/---

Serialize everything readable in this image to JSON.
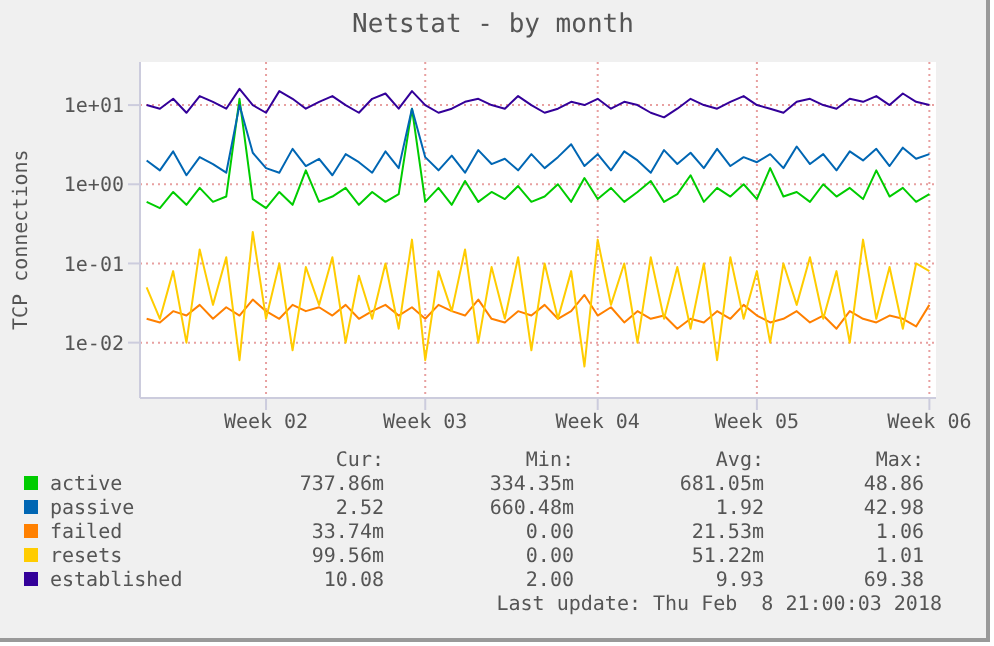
{
  "chart_data": {
    "type": "line",
    "title": "Netstat - by month",
    "ylabel": "TCP connections",
    "log": "y",
    "grid": true,
    "legend": "bottom",
    "marker": "none",
    "line_style": "solid",
    "ylim": [
      0.002,
      35
    ],
    "yticks": [
      {
        "value": 0.01,
        "label": "1e-02"
      },
      {
        "value": 0.1,
        "label": "1e-01"
      },
      {
        "value": 1,
        "label": "1e+00"
      },
      {
        "value": 10,
        "label": "1e+01"
      }
    ],
    "categories": [
      null,
      null,
      null,
      null,
      null,
      null,
      null,
      null,
      null,
      "Week 02",
      null,
      null,
      null,
      null,
      null,
      null,
      null,
      null,
      null,
      null,
      null,
      "Week 03",
      null,
      null,
      null,
      null,
      null,
      null,
      null,
      null,
      null,
      null,
      null,
      null,
      "Week 04",
      null,
      null,
      null,
      null,
      null,
      null,
      null,
      null,
      null,
      null,
      null,
      "Week 05",
      null,
      null,
      null,
      null,
      null,
      null,
      null,
      null,
      null,
      null,
      null,
      null,
      "Week 06"
    ],
    "series": [
      {
        "name": "active",
        "color": "#00cc00",
        "values": [
          0.6,
          0.5,
          0.8,
          0.55,
          0.9,
          0.6,
          0.7,
          12,
          0.65,
          0.5,
          0.8,
          0.55,
          1.5,
          0.6,
          0.7,
          0.9,
          0.55,
          0.8,
          0.6,
          0.75,
          9,
          0.6,
          0.9,
          0.55,
          1.1,
          0.6,
          0.8,
          0.65,
          0.95,
          0.6,
          0.7,
          1.0,
          0.6,
          1.2,
          0.65,
          0.9,
          0.6,
          0.8,
          1.1,
          0.6,
          0.75,
          1.3,
          0.6,
          0.9,
          0.7,
          1.0,
          0.65,
          1.6,
          0.7,
          0.8,
          0.6,
          1.0,
          0.7,
          0.9,
          0.65,
          1.5,
          0.7,
          0.9,
          0.6,
          0.75
        ]
      },
      {
        "name": "passive",
        "color": "#0066b3",
        "values": [
          2,
          1.5,
          2.6,
          1.3,
          2.2,
          1.8,
          1.4,
          10,
          2.5,
          1.6,
          1.4,
          2.8,
          1.7,
          2.1,
          1.3,
          2.4,
          1.9,
          1.4,
          2.6,
          1.6,
          9,
          2.2,
          1.5,
          2.3,
          1.4,
          2.7,
          1.8,
          2.1,
          1.5,
          2.4,
          1.6,
          2.2,
          3.2,
          1.7,
          2.4,
          1.5,
          2.6,
          2.0,
          1.4,
          2.7,
          1.8,
          2.5,
          1.6,
          2.8,
          1.7,
          2.2,
          1.9,
          2.4,
          1.6,
          3.0,
          1.8,
          2.4,
          1.5,
          2.6,
          2.0,
          2.8,
          1.7,
          2.9,
          2.1,
          2.4
        ]
      },
      {
        "name": "failed",
        "color": "#ff8000",
        "values": [
          0.02,
          0.018,
          0.025,
          0.022,
          0.03,
          0.02,
          0.028,
          0.022,
          0.035,
          0.025,
          0.02,
          0.03,
          0.025,
          0.028,
          0.022,
          0.03,
          0.02,
          0.025,
          0.03,
          0.022,
          0.028,
          0.02,
          0.03,
          0.025,
          0.022,
          0.035,
          0.02,
          0.018,
          0.025,
          0.022,
          0.03,
          0.02,
          0.025,
          0.04,
          0.022,
          0.028,
          0.018,
          0.025,
          0.02,
          0.022,
          0.015,
          0.02,
          0.018,
          0.025,
          0.02,
          0.03,
          0.022,
          0.018,
          0.02,
          0.025,
          0.018,
          0.022,
          0.015,
          0.025,
          0.02,
          0.018,
          0.022,
          0.02,
          0.016,
          0.03
        ]
      },
      {
        "name": "resets",
        "color": "#ffcc00",
        "values": [
          0.05,
          0.02,
          0.08,
          0.01,
          0.15,
          0.03,
          0.12,
          0.006,
          0.25,
          0.02,
          0.1,
          0.008,
          0.09,
          0.03,
          0.12,
          0.01,
          0.07,
          0.02,
          0.1,
          0.015,
          0.2,
          0.006,
          0.08,
          0.025,
          0.15,
          0.01,
          0.09,
          0.02,
          0.12,
          0.008,
          0.1,
          0.02,
          0.08,
          0.005,
          0.2,
          0.03,
          0.1,
          0.01,
          0.12,
          0.02,
          0.09,
          0.015,
          0.1,
          0.006,
          0.12,
          0.02,
          0.08,
          0.01,
          0.1,
          0.03,
          0.12,
          0.02,
          0.08,
          0.01,
          0.2,
          0.02,
          0.09,
          0.015,
          0.1,
          0.08
        ]
      },
      {
        "name": "established",
        "color": "#330099",
        "values": [
          10,
          9,
          12,
          8,
          13,
          11,
          9,
          16,
          10,
          8,
          15,
          12,
          9,
          11,
          13,
          10,
          8,
          12,
          14,
          9,
          15,
          10,
          8,
          9,
          11,
          12,
          10,
          9,
          13,
          10,
          8,
          9,
          11,
          10,
          12,
          9,
          11,
          10,
          8,
          7,
          9,
          12,
          10,
          9,
          11,
          13,
          10,
          9,
          8,
          11,
          12,
          10,
          9,
          12,
          11,
          13,
          10,
          14,
          11,
          10
        ]
      }
    ],
    "annotations": [
      "Cur:",
      "Min:",
      "Avg:",
      "Max:",
      "737.86m",
      "334.35m",
      "681.05m",
      "48.86",
      "2.52",
      "660.48m",
      "1.92",
      "42.98",
      "33.74m",
      "0.00",
      "21.53m",
      "1.06",
      "99.56m",
      "0.00",
      "51.22m",
      "1.01",
      "10.08",
      "2.00",
      "9.93",
      "69.38",
      "Last update: Thu Feb  8 21:00:03 2018"
    ]
  }
}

\---

▸ Short task
Return only those lines of the records that contain the string "color".

▸ The response
        "color": "#00cc00",
        "color": "#0066b3",
        "color": "#ff8000",
        "color": "#ffcc00",
        "color": "#330099",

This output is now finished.